======== INFORMATION PROVIDED ========

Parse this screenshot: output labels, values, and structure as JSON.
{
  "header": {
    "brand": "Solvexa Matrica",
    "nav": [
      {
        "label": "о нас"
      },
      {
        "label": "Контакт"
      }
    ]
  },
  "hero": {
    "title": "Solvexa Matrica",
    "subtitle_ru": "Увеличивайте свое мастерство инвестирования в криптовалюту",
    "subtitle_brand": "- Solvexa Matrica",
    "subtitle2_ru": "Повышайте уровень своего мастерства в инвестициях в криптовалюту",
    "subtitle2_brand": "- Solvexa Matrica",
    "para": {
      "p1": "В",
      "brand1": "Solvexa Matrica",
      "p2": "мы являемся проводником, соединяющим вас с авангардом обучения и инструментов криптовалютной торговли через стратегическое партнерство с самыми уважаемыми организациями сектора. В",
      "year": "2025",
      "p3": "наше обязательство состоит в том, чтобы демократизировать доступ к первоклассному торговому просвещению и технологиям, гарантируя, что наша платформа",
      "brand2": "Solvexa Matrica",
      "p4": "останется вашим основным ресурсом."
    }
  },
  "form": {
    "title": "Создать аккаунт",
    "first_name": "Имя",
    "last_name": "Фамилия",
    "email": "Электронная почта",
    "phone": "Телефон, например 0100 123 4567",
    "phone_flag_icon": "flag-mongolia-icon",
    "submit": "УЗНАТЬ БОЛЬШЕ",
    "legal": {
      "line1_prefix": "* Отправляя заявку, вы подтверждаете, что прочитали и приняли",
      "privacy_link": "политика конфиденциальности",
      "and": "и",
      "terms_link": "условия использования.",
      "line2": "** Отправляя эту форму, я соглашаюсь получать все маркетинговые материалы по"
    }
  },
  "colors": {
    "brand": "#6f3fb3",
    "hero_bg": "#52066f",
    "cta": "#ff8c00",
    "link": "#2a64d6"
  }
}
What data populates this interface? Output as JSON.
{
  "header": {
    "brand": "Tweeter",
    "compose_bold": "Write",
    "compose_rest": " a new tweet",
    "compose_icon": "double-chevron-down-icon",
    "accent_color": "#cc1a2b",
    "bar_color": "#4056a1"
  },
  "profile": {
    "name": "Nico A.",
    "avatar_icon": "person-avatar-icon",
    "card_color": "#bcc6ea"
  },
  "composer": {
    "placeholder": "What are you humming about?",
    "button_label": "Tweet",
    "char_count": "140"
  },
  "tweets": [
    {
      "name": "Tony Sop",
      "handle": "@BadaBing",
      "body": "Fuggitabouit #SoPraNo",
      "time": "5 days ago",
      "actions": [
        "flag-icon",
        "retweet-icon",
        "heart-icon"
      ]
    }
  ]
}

========

▶ [THE TASK]
From the data above, extract every line in its exact form.

▶ [TASK ANSWER]
Parse this screenshot: output labels, values, and structure as JSON.
{
  "header": {
    "brand": "Solvexa Matrica",
    "nav": [
      {
        "label": "о нас"
      },
      {
        "label": "Контакт"
      }
    ]
  },
  "hero": {
    "title": "Solvexa Matrica",
    "subtitle_ru": "Увеличивайте свое мастерство инвестирования в криптовалюту",
    "subtitle_brand": "- Solvexa Matrica",
    "subtitle2_ru": "Повышайте уровень своего мастерства в инвестициях в криптовалюту",
    "subtitle2_brand": "- Solvexa Matrica",
    "para": {
      "p1": "В",
      "brand1": "Solvexa Matrica",
      "p2": "мы являемся проводником, соединяющим вас с авангардом обучения и инструментов криптовалютной торговли через стратегическое партнерство с самыми уважаемыми организациями сектора. В",
      "year": "2025",
      "p3": "наше обязательство состоит в том, чтобы демократизировать доступ к первоклассному торговому просвещению и технологиям, гарантируя, что наша платформа",
      "brand2": "Solvexa Matrica",
      "p4": "останется вашим основным ресурсом."
    }
  },
  "form": {
    "title": "Создать аккаунт",
    "first_name": "Имя",
    "last_name": "Фамилия",
    "email": "Электронная почта",
    "phone": "Телефон, например 0100 123 4567",
    "phone_flag_icon": "flag-mongolia-icon",
    "submit": "УЗНАТЬ БОЛЬШЕ",
    "legal": {
      "line1_prefix": "* Отправляя заявку, вы подтверждаете, что прочитали и приняли",
      "privacy_link": "политика конфиденциальности",
      "and": "и",
      "terms_link": "условия использования.",
      "line2": "** Отправляя эту форму, я соглашаюсь получать все маркетинговые материалы по"
    }
  },
  "colors": {
    "brand": "#6f3fb3",
    "hero_bg": "#52066f",
    "cta": "#ff8c00",
    "link": "#2a64d6"
  }
}
What data populates this interface? Output as JSON.
{
  "header": {
    "brand": "Tweeter",
    "compose_bold": "Write",
    "compose_rest": " a new tweet",
    "compose_icon": "double-chevron-down-icon",
    "accent_color": "#cc1a2b",
    "bar_color": "#4056a1"
  },
  "profile": {
    "name": "Nico A.",
    "avatar_icon": "person-avatar-icon",
    "card_color": "#bcc6ea"
  },
  "composer": {
    "placeholder": "What are you humming about?",
    "button_label": "Tweet",
    "char_count": "140"
  },
  "tweets": [
    {
      "name": "Tony Sop",
      "handle": "@BadaBing",
      "body": "Fuggitabouit #SoPraNo",
      "time": "5 days ago",
      "actions": [
        "flag-icon",
        "retweet-icon",
        "heart-icon"
      ]
    }
  ]
}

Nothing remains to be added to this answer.